▶ PROBLEM REQUIREMENTS
Identify the lines containing the word "guerra". Copy each one.
### DATA ###
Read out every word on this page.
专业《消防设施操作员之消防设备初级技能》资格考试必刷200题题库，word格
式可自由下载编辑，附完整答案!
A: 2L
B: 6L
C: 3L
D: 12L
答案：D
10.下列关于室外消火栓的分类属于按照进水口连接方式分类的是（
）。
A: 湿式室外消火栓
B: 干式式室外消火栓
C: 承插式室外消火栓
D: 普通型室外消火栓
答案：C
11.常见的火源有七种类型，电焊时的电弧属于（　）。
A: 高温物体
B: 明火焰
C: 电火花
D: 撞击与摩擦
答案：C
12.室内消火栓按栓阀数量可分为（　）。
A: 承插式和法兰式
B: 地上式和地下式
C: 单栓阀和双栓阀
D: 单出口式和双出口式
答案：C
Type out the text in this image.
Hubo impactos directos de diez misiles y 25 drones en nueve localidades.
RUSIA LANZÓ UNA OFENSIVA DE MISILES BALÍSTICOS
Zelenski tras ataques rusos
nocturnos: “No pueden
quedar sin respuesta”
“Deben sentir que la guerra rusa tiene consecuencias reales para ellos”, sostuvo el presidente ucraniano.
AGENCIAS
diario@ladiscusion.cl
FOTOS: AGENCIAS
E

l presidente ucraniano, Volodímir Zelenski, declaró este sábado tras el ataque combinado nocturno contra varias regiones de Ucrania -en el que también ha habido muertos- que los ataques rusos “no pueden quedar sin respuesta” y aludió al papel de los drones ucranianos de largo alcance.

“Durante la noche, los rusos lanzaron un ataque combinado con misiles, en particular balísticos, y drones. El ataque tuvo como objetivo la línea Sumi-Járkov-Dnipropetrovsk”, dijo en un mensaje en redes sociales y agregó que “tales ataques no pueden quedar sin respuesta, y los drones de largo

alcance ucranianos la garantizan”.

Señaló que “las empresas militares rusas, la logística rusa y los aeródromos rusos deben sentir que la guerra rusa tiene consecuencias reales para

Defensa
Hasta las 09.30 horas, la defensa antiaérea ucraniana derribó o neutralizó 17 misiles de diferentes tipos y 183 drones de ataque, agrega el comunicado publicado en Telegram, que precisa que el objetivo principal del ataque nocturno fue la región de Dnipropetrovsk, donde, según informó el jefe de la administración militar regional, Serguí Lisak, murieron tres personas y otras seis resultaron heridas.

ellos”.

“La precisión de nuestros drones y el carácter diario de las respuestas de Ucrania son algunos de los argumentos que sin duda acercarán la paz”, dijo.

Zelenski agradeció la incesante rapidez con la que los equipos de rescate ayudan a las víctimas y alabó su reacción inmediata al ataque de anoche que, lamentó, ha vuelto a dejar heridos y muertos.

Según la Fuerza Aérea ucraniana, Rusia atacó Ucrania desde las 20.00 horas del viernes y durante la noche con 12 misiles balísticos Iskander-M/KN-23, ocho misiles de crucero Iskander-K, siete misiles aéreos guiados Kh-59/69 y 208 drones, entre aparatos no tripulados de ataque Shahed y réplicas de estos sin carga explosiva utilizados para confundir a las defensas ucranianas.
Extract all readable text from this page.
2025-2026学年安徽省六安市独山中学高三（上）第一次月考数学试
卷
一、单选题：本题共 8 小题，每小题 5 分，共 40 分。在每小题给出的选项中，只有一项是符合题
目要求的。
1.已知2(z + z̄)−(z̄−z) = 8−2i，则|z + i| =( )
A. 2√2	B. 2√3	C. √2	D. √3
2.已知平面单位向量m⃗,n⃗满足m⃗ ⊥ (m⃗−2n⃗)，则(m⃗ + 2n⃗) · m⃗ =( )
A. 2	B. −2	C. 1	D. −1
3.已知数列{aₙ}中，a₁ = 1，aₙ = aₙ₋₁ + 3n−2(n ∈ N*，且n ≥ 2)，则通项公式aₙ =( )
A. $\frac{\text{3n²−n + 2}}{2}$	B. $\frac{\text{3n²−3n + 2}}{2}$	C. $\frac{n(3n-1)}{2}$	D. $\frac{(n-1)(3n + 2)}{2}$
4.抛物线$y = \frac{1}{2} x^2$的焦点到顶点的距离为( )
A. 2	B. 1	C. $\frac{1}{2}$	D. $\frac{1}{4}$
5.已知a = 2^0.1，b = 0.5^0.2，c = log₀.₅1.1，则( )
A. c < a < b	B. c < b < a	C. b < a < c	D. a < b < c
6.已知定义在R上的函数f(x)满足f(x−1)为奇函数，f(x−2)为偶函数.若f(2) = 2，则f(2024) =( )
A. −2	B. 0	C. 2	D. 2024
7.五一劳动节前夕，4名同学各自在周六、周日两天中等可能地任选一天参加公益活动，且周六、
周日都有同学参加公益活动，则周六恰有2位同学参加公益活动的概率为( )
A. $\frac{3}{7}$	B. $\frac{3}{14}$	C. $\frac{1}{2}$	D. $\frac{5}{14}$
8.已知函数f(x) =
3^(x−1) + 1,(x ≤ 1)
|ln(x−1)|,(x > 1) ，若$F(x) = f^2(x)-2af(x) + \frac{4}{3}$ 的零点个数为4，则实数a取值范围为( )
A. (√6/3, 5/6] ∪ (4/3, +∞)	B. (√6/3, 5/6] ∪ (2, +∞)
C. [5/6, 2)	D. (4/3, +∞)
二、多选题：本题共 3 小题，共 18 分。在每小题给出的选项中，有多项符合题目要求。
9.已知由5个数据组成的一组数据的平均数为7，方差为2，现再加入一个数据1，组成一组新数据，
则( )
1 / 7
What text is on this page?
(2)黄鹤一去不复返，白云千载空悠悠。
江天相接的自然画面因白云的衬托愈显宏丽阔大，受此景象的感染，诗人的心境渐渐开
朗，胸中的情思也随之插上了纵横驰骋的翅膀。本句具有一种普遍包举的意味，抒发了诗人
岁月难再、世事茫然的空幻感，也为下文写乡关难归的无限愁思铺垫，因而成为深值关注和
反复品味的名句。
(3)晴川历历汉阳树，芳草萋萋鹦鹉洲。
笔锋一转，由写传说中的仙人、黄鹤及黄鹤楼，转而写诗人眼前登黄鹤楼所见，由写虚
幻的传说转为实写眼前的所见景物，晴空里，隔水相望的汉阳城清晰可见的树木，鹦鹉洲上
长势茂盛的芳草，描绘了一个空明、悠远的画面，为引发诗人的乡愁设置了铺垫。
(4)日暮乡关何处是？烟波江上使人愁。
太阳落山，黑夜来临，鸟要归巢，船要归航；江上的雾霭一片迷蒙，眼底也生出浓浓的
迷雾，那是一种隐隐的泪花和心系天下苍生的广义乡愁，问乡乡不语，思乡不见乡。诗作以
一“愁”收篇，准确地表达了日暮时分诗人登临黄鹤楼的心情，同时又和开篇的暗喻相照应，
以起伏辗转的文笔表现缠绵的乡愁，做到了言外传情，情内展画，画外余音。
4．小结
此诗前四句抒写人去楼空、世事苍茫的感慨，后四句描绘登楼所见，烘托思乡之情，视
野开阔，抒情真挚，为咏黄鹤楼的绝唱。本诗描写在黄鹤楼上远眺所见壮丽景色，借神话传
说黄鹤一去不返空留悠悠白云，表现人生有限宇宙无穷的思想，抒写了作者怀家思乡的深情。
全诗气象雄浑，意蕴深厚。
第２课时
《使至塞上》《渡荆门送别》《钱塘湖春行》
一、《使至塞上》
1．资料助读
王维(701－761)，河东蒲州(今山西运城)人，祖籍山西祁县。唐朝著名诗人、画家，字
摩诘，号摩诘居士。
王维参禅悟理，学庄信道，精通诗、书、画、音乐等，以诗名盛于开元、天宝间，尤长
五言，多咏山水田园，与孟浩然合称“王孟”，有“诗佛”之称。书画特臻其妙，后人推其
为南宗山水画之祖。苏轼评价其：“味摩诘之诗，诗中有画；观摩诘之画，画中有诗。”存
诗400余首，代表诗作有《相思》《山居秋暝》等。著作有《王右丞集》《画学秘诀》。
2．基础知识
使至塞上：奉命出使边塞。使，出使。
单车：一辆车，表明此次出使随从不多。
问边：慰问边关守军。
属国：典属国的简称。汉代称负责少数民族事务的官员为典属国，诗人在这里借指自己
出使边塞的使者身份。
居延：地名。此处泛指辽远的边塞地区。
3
###
▶ EXPECTED OUTPUT
“Deben sentir que la guerra rusa tiene consecuencias reales para ellos”, sostuvo el presidente ucraniano.
Señaló que “las empresas militares rusas, la logística rusa y los aeródromos rusos deben sentir que la guerra rusa tiene consecuencias reales para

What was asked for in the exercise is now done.